→ **BRIEF**
Reproduce the material in full, unchanged.
[Start DATA EXCERPTS]
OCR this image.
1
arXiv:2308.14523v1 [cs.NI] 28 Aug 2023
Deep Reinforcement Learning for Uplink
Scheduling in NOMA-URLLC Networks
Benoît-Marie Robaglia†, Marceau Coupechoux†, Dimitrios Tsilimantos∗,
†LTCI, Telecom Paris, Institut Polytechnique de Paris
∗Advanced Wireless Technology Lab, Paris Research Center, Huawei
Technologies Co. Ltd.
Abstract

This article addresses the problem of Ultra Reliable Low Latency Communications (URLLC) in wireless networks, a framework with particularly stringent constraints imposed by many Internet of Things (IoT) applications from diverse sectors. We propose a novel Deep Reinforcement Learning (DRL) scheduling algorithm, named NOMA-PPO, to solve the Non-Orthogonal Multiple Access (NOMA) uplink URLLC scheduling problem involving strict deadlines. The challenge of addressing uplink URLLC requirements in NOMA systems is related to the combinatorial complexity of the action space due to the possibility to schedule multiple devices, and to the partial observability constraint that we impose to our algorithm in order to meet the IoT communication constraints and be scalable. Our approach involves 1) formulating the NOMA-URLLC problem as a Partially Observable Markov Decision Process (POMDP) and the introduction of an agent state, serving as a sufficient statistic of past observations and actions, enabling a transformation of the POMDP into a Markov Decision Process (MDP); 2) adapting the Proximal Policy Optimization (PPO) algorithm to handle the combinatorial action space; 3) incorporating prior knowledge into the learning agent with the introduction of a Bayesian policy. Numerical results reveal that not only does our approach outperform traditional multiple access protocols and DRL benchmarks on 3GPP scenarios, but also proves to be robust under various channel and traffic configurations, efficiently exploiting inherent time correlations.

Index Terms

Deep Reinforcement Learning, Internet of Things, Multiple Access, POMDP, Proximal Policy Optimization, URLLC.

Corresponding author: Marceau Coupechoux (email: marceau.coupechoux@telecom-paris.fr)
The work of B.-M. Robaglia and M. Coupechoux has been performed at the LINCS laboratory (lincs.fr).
[End DATA EXCERPTS]
→ **THE OUTPUT**
OCR this image.
1
arXiv:2308.14523v1 [cs.NI] 28 Aug 2023
Deep Reinforcement Learning for Uplink
Scheduling in NOMA-URLLC Networks
Benoît-Marie Robaglia†, Marceau Coupechoux†, Dimitrios Tsilimantos∗,
†LTCI, Telecom Paris, Institut Polytechnique de Paris
∗Advanced Wireless Technology Lab, Paris Research Center, Huawei
Technologies Co. Ltd.
Abstract

This article addresses the problem of Ultra Reliable Low Latency Communications (URLLC) in wireless networks, a framework with particularly stringent constraints imposed by many Internet of Things (IoT) applications from diverse sectors. We propose a novel Deep Reinforcement Learning (DRL) scheduling algorithm, named NOMA-PPO, to solve the Non-Orthogonal Multiple Access (NOMA) uplink URLLC scheduling problem involving strict deadlines. The challenge of addressing uplink URLLC requirements in NOMA systems is related to the combinatorial complexity of the action space due to the possibility to schedule multiple devices, and to the partial observability constraint that we impose to our algorithm in order to meet the IoT communication constraints and be scalable. Our approach involves 1) formulating the NOMA-URLLC problem as a Partially Observable Markov Decision Process (POMDP) and the introduction of an agent state, serving as a sufficient statistic of past observations and actions, enabling a transformation of the POMDP into a Markov Decision Process (MDP); 2) adapting the Proximal Policy Optimization (PPO) algorithm to handle the combinatorial action space; 3) incorporating prior knowledge into the learning agent with the introduction of a Bayesian policy. Numerical results reveal that not only does our approach outperform traditional multiple access protocols and DRL benchmarks on 3GPP scenarios, but also proves to be robust under various channel and traffic configurations, efficiently exploiting inherent time correlations.

Index Terms

Deep Reinforcement Learning, Internet of Things, Multiple Access, POMDP, Proximal Policy Optimization, URLLC.

Corresponding author: Marceau Coupechoux (email: marceau.coupechoux@telecom-paris.fr)
The work of B.-M. Robaglia and M. Coupechoux has been performed at the LINCS laboratory (lincs.fr).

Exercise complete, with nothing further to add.